__WORK INSTRUCTIONS__:
Report how many lines of the records below include the word "true". Give nothing but the number.

Start EXCERPTED RECORDS

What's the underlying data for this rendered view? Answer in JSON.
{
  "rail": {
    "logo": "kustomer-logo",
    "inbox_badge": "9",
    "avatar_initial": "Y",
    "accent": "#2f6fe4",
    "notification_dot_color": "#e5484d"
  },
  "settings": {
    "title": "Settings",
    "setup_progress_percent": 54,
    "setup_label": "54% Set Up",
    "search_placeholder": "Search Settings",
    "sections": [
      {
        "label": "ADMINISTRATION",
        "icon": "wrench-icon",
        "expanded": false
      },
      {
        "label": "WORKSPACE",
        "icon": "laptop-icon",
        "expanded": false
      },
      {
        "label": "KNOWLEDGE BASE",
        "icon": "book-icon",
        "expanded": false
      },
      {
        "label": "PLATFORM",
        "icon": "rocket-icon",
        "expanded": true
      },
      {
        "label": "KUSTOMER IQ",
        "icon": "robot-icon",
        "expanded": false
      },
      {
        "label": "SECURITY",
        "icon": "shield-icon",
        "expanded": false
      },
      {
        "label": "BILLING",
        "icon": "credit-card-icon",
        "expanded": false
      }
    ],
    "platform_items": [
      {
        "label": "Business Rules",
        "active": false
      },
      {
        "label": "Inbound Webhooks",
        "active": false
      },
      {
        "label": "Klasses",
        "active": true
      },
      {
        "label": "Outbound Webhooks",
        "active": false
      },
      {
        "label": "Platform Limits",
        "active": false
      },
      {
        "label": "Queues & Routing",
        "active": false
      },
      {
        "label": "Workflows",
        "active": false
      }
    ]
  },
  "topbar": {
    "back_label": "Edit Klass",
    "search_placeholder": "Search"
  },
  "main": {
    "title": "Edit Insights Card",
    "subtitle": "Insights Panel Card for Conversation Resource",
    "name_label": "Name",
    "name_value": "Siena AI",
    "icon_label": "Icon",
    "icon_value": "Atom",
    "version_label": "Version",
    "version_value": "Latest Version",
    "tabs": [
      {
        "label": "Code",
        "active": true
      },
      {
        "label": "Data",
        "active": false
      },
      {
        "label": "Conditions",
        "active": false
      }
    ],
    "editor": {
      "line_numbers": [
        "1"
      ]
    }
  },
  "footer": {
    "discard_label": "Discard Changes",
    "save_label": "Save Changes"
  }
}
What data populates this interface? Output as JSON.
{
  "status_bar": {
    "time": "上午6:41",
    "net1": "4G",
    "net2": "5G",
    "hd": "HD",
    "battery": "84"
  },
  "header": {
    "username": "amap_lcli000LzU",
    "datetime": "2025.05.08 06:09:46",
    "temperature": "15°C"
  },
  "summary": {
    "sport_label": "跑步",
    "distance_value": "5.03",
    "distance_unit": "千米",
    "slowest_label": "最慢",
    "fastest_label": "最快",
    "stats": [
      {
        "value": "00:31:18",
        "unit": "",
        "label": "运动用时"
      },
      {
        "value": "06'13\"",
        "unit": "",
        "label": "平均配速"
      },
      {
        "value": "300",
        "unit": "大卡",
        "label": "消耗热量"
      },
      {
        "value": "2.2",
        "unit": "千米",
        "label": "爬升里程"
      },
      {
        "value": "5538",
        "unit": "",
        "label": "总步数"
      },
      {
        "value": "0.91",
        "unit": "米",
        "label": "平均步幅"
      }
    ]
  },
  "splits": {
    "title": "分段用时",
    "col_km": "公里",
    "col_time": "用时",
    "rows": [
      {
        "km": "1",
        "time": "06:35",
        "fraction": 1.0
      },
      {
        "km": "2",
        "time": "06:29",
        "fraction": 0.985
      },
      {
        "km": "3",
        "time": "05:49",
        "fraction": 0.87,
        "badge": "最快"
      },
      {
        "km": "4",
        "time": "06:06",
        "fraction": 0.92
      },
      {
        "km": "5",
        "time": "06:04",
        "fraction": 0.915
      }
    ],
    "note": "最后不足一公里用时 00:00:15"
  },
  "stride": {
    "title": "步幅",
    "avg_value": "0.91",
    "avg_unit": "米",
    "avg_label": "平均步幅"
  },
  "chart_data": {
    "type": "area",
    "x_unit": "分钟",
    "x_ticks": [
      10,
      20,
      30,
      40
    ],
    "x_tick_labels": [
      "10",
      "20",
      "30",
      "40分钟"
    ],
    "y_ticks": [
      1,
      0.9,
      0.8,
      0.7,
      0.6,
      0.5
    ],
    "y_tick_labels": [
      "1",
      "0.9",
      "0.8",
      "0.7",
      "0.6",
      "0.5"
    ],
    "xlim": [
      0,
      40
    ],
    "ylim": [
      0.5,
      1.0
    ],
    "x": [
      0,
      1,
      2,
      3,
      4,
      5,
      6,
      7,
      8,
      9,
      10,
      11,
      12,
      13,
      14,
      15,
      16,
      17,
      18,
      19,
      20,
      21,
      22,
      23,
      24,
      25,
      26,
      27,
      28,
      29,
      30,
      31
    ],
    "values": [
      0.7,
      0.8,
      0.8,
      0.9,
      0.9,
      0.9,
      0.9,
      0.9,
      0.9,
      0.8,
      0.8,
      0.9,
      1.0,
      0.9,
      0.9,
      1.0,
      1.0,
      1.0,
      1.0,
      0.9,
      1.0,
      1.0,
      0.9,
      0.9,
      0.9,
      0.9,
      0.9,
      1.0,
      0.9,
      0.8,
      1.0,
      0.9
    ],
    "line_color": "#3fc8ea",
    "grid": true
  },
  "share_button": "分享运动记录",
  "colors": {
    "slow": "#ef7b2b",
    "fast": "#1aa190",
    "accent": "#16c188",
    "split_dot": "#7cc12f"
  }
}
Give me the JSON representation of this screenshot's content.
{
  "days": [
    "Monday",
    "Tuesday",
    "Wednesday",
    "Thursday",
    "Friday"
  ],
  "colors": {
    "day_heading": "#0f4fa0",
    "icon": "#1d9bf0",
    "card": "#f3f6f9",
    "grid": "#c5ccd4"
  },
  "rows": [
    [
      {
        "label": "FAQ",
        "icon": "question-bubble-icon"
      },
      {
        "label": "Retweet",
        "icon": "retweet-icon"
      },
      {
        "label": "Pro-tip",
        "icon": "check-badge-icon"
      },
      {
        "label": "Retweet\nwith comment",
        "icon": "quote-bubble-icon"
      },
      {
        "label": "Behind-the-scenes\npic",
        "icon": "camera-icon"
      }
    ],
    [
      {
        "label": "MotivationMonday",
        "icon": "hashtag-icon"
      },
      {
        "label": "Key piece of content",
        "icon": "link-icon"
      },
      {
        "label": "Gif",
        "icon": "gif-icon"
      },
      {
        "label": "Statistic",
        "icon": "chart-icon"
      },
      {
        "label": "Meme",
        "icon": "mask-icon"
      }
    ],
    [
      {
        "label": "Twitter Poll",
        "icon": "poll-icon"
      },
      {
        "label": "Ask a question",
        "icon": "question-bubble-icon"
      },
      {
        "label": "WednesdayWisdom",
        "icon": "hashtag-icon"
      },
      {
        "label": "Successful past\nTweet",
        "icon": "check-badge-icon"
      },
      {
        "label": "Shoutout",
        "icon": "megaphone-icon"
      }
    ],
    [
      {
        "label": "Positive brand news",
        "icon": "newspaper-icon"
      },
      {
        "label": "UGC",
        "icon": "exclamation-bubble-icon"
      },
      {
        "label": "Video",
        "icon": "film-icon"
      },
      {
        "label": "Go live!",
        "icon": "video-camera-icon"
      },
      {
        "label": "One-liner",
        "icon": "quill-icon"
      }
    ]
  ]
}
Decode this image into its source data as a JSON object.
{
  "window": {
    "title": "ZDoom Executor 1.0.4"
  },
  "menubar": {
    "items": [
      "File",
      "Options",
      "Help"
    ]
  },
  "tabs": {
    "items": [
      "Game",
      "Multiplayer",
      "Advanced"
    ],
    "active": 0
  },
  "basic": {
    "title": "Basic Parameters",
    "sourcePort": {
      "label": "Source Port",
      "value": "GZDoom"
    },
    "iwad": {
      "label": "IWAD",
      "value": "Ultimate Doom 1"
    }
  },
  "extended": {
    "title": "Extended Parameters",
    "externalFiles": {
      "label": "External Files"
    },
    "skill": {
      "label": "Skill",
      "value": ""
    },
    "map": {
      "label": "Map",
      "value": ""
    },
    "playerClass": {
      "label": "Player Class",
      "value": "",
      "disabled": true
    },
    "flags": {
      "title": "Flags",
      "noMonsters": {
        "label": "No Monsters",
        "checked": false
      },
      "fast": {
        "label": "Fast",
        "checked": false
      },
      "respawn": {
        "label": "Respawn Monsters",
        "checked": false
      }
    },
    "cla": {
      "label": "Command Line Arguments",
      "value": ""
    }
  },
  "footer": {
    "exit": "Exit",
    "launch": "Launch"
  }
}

End EXCERPTED RECORDS

__RESULT OF THE EXERCISE__:
5